> **Goal**:
Output every line below without omitting or altering anything.

> **Data provided**:

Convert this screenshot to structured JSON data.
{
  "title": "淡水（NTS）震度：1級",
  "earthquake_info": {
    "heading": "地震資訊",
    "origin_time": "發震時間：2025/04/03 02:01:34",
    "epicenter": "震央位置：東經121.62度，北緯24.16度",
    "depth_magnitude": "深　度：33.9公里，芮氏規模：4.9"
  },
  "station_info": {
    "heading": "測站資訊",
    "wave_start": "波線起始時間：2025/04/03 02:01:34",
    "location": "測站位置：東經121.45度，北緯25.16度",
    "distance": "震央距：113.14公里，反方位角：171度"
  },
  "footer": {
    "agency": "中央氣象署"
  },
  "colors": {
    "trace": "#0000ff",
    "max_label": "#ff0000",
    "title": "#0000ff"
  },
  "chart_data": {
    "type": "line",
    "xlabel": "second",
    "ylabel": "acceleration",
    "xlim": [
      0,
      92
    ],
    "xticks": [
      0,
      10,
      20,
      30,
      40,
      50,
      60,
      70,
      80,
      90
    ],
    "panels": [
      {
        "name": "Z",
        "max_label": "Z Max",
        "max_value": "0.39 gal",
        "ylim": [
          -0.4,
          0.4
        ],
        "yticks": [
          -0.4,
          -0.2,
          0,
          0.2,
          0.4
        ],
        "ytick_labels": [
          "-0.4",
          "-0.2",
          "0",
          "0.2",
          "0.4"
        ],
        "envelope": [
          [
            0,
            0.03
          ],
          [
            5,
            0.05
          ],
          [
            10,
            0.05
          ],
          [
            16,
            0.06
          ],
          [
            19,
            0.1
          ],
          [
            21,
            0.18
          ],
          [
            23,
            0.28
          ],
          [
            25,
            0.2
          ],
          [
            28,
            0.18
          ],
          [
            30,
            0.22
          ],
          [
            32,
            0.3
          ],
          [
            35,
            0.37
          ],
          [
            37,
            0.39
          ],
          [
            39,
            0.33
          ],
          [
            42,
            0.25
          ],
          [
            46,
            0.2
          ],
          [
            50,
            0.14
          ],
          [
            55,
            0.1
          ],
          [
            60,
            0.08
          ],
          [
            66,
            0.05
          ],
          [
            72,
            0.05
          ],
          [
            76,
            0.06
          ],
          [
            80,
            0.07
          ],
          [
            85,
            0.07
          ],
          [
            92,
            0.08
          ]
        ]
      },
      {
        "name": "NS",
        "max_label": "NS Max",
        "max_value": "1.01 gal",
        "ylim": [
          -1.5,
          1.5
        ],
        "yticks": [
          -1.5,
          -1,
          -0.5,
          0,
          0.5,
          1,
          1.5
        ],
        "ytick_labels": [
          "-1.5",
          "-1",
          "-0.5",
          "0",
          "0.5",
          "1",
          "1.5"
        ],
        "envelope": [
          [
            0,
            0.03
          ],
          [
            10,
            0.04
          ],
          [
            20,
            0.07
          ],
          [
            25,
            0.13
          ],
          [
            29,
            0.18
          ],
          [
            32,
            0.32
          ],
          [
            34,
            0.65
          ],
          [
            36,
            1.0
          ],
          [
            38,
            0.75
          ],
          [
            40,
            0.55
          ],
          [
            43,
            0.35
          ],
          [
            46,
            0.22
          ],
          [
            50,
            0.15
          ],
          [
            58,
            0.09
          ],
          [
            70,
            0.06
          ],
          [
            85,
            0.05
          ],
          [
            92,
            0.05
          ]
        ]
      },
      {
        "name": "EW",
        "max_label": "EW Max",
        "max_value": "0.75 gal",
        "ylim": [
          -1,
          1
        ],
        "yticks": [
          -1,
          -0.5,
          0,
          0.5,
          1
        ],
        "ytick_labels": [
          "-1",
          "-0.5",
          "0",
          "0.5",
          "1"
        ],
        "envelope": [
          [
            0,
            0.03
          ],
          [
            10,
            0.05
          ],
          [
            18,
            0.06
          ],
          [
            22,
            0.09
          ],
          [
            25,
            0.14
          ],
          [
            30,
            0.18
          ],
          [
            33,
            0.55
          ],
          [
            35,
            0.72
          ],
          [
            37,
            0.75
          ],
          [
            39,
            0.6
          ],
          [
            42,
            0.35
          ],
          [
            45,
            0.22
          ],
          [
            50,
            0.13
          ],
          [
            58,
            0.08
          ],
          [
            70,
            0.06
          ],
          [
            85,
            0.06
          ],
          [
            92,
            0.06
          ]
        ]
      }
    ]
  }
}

> **Solution**:
Convert this screenshot to structured JSON data.
{
  "title": "淡水（NTS）震度：1級",
  "earthquake_info": {
    "heading": "地震資訊",
    "origin_time": "發震時間：2025/04/03 02:01:34",
    "epicenter": "震央位置：東經121.62度，北緯24.16度",
    "depth_magnitude": "深　度：33.9公里，芮氏規模：4.9"
  },
  "station_info": {
    "heading": "測站資訊",
    "wave_start": "波線起始時間：2025/04/03 02:01:34",
    "location": "測站位置：東經121.45度，北緯25.16度",
    "distance": "震央距：113.14公里，反方位角：171度"
  },
  "footer": {
    "agency": "中央氣象署"
  },
  "colors": {
    "trace": "#0000ff",
    "max_label": "#ff0000",
    "title": "#0000ff"
  },
  "chart_data": {
    "type": "line",
    "xlabel": "second",
    "ylabel": "acceleration",
    "xlim": [
      0,
      92
    ],
    "xticks": [
      0,
      10,
      20,
      30,
      40,
      50,
      60,
      70,
      80,
      90
    ],
    "panels": [
      {
        "name": "Z",
        "max_label": "Z Max",
        "max_value": "0.39 gal",
        "ylim": [
          -0.4,
          0.4
        ],
        "yticks": [
          -0.4,
          -0.2,
          0,
          0.2,
          0.4
        ],
        "ytick_labels": [
          "-0.4",
          "-0.2",
          "0",
          "0.2",
          "0.4"
        ],
        "envelope": [
          [
            0,
            0.03
          ],
          [
            5,
            0.05
          ],
          [
            10,
            0.05
          ],
          [
            16,
            0.06
          ],
          [
            19,
            0.1
          ],
          [
            21,
            0.18
          ],
          [
            23,
            0.28
          ],
          [
            25,
            0.2
          ],
          [
            28,
            0.18
          ],
          [
            30,
            0.22
          ],
          [
            32,
            0.3
          ],
          [
            35,
            0.37
          ],
          [
            37,
            0.39
          ],
          [
            39,
            0.33
          ],
          [
            42,
            0.25
          ],
          [
            46,
            0.2
          ],
          [
            50,
            0.14
          ],
          [
            55,
            0.1
          ],
          [
            60,
            0.08
          ],
          [
            66,
            0.05
          ],
          [
            72,
            0.05
          ],
          [
            76,
            0.06
          ],
          [
            80,
            0.07
          ],
          [
            85,
            0.07
          ],
          [
            92,
            0.08
          ]
        ]
      },
      {
        "name": "NS",
        "max_label": "NS Max",
        "max_value": "1.01 gal",
        "ylim": [
          -1.5,
          1.5
        ],
        "yticks": [
          -1.5,
          -1,
          -0.5,
          0,
          0.5,
          1,
          1.5
        ],
        "ytick_labels": [
          "-1.5",
          "-1",
          "-0.5",
          "0",
          "0.5",
          "1",
          "1.5"
        ],
        "envelope": [
          [
            0,
            0.03
          ],
          [
            10,
            0.04
          ],
          [
            20,
            0.07
          ],
          [
            25,
            0.13
          ],
          [
            29,
            0.18
          ],
          [
            32,
            0.32
          ],
          [
            34,
            0.65
          ],
          [
            36,
            1.0
          ],
          [
            38,
            0.75
          ],
          [
            40,
            0.55
          ],
          [
            43,
            0.35
          ],
          [
            46,
            0.22
          ],
          [
            50,
            0.15
          ],
          [
            58,
            0.09
          ],
          [
            70,
            0.06
          ],
          [
            85,
            0.05
          ],
          [
            92,
            0.05
          ]
        ]
      },
      {
        "name": "EW",
        "max_label": "EW Max",
        "max_value": "0.75 gal",
        "ylim": [
          -1,
          1
        ],
        "yticks": [
          -1,
          -0.5,
          0,
          0.5,
          1
        ],
        "ytick_labels": [
          "-1",
          "-0.5",
          "0",
          "0.5",
          "1"
        ],
        "envelope": [
          [
            0,
            0.03
          ],
          [
            10,
            0.05
          ],
          [
            18,
            0.06
          ],
          [
            22,
            0.09
          ],
          [
            25,
            0.14
          ],
          [
            30,
            0.18
          ],
          [
            33,
            0.55
          ],
          [
            35,
            0.72
          ],
          [
            37,
            0.75
          ],
          [
            39,
            0.6
          ],
          [
            42,
            0.35
          ],
          [
            45,
            0.22
          ],
          [
            50,
            0.13
          ],
          [
            58,
            0.08
          ],
          [
            70,
            0.06
          ],
          [
            85,
            0.06
          ],
          [
            92,
            0.06
          ]
        ]
      }
    ]
  }
}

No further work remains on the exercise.